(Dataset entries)
========================

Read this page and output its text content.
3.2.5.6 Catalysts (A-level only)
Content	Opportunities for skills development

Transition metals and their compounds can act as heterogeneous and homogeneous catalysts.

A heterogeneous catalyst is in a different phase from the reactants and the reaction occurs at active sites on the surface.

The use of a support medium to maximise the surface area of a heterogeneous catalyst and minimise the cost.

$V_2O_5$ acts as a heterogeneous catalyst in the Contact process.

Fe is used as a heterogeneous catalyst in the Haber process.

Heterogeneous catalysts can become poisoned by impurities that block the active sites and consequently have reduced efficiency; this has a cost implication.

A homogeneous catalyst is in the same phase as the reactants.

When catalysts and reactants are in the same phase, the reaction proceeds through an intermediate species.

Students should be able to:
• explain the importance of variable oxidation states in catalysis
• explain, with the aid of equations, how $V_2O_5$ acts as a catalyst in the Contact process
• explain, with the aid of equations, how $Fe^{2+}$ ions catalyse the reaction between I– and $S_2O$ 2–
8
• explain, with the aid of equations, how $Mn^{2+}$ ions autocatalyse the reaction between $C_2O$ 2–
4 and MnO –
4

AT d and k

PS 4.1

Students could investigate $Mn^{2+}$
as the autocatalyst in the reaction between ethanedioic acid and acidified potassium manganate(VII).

========================

◆ **Exercise**: Report how many lines in the data include the word "this", and give nothing but the count.

◆ **Task response**: 2